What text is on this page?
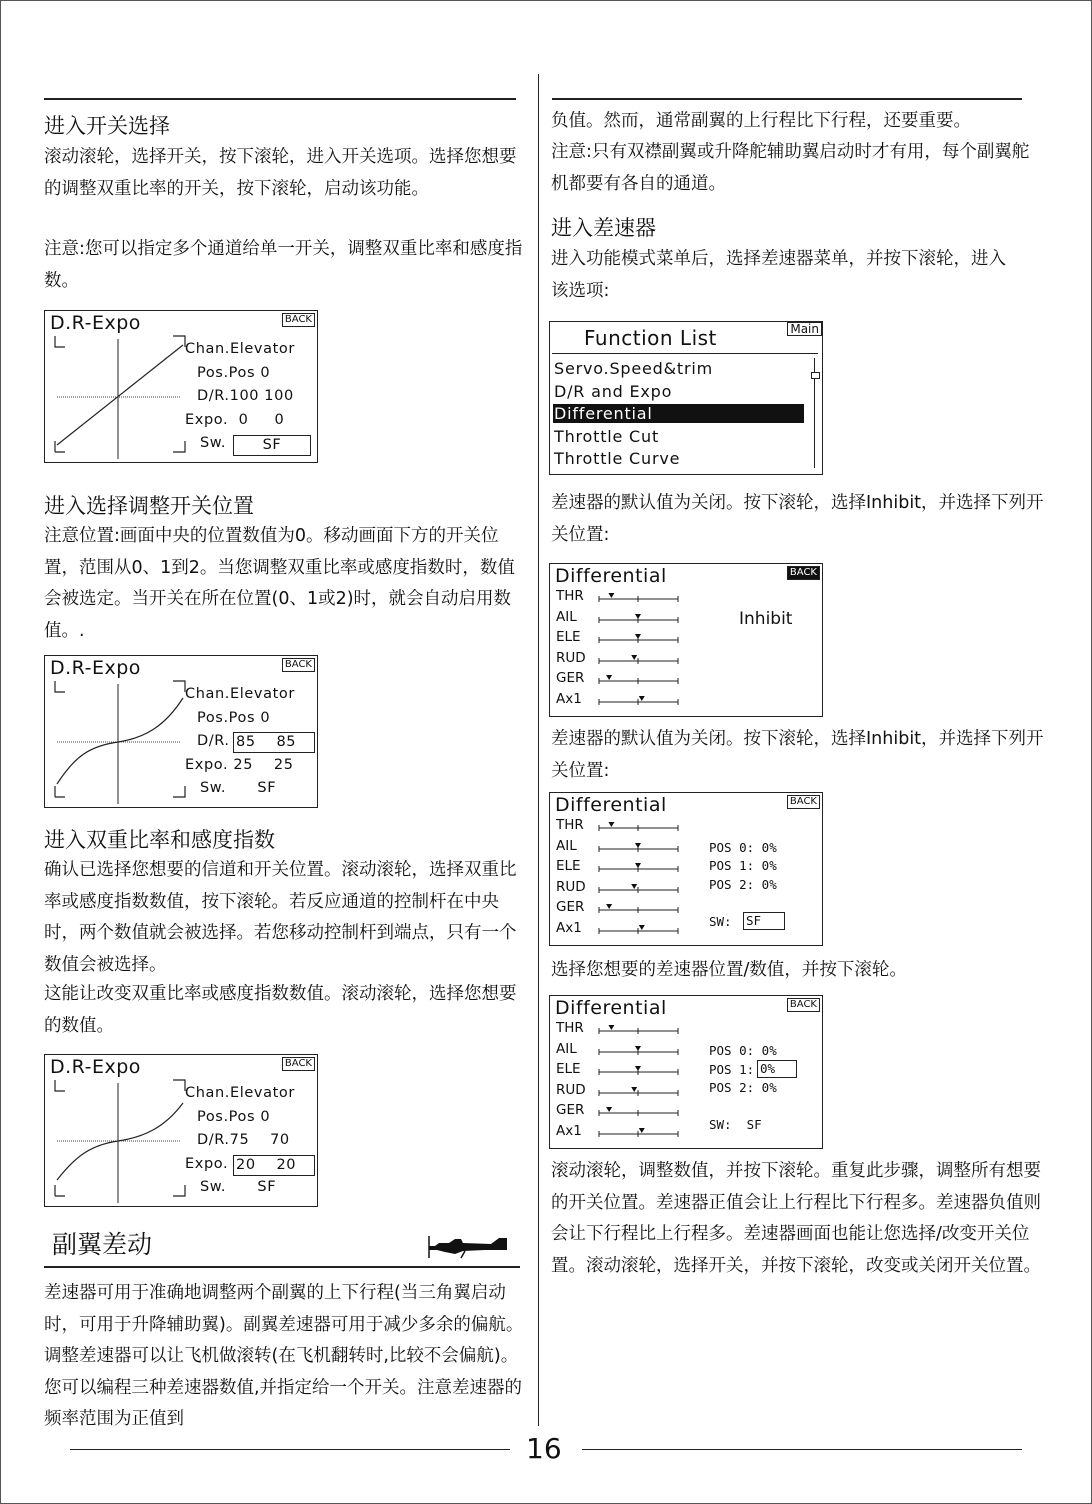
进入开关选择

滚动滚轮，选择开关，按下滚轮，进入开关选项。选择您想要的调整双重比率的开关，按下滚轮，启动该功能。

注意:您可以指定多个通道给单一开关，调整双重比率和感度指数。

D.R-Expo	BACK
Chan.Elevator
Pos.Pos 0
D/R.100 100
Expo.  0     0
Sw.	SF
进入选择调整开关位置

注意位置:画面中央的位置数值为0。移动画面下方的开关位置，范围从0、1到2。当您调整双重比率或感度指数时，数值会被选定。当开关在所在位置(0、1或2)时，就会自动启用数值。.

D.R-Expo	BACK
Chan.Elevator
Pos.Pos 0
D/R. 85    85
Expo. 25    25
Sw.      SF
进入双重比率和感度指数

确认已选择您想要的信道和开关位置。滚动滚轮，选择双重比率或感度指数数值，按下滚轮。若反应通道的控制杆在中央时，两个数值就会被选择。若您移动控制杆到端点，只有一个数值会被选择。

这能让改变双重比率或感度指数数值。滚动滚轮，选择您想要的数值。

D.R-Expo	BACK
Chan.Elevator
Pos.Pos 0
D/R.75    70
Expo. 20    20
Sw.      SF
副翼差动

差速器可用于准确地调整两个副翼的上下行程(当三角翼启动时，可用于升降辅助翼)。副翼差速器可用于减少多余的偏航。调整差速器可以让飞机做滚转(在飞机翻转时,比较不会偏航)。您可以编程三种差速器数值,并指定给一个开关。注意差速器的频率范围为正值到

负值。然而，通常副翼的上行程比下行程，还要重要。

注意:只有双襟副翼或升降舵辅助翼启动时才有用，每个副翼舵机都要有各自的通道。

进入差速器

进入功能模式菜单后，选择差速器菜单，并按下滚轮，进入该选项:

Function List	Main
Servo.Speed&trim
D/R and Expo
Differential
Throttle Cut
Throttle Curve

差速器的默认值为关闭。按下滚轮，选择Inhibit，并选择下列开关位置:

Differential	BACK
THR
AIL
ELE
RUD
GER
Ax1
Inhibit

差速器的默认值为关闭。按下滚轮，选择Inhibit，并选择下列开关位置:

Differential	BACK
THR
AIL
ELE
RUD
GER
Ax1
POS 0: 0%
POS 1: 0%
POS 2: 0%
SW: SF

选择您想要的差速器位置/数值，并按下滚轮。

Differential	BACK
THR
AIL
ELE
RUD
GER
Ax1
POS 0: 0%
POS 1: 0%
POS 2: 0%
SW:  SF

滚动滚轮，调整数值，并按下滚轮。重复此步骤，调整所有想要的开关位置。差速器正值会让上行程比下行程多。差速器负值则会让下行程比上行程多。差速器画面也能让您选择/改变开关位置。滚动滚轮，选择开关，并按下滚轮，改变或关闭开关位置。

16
****
Restate the whole of the material word for word without the pictures.

§ Full response
What text is on this page?
进入开关选择

滚动滚轮，选择开关，按下滚轮，进入开关选项。选择您想要的调整双重比率的开关，按下滚轮，启动该功能。

注意:您可以指定多个通道给单一开关，调整双重比率和感度指数。

D.R-Expo	BACK
Chan.Elevator
Pos.Pos 0
D/R.100 100
Expo.  0     0
Sw.	SF
进入选择调整开关位置

注意位置:画面中央的位置数值为0。移动画面下方的开关位置，范围从0、1到2。当您调整双重比率或感度指数时，数值会被选定。当开关在所在位置(0、1或2)时，就会自动启用数值。.

D.R-Expo	BACK
Chan.Elevator
Pos.Pos 0
D/R. 85    85
Expo. 25    25
Sw.      SF
进入双重比率和感度指数

确认已选择您想要的信道和开关位置。滚动滚轮，选择双重比率或感度指数数值，按下滚轮。若反应通道的控制杆在中央时，两个数值就会被选择。若您移动控制杆到端点，只有一个数值会被选择。

这能让改变双重比率或感度指数数值。滚动滚轮，选择您想要的数值。

D.R-Expo	BACK
Chan.Elevator
Pos.Pos 0
D/R.75    70
Expo. 20    20
Sw.      SF
副翼差动

差速器可用于准确地调整两个副翼的上下行程(当三角翼启动时，可用于升降辅助翼)。副翼差速器可用于减少多余的偏航。调整差速器可以让飞机做滚转(在飞机翻转时,比较不会偏航)。您可以编程三种差速器数值,并指定给一个开关。注意差速器的频率范围为正值到

负值。然而，通常副翼的上行程比下行程，还要重要。

注意:只有双襟副翼或升降舵辅助翼启动时才有用，每个副翼舵机都要有各自的通道。

进入差速器

进入功能模式菜单后，选择差速器菜单，并按下滚轮，进入该选项:

Function List	Main
Servo.Speed&trim
D/R and Expo
Differential
Throttle Cut
Throttle Curve

差速器的默认值为关闭。按下滚轮，选择Inhibit，并选择下列开关位置:

Differential	BACK
THR
AIL
ELE
RUD
GER
Ax1
Inhibit

差速器的默认值为关闭。按下滚轮，选择Inhibit，并选择下列开关位置:

Differential	BACK
THR
AIL
ELE
RUD
GER
Ax1
POS 0: 0%
POS 1: 0%
POS 2: 0%
SW: SF

选择您想要的差速器位置/数值，并按下滚轮。

Differential	BACK
THR
AIL
ELE
RUD
GER
Ax1
POS 0: 0%
POS 1: 0%
POS 2: 0%
SW:  SF

滚动滚轮，调整数值，并按下滚轮。重复此步骤，调整所有想要的开关位置。差速器正值会让上行程比下行程多。差速器负值则会让下行程比上行程多。差速器画面也能让您选择/改变开关位置。滚动滚轮，选择开关，并按下滚轮，改变或关闭开关位置。

16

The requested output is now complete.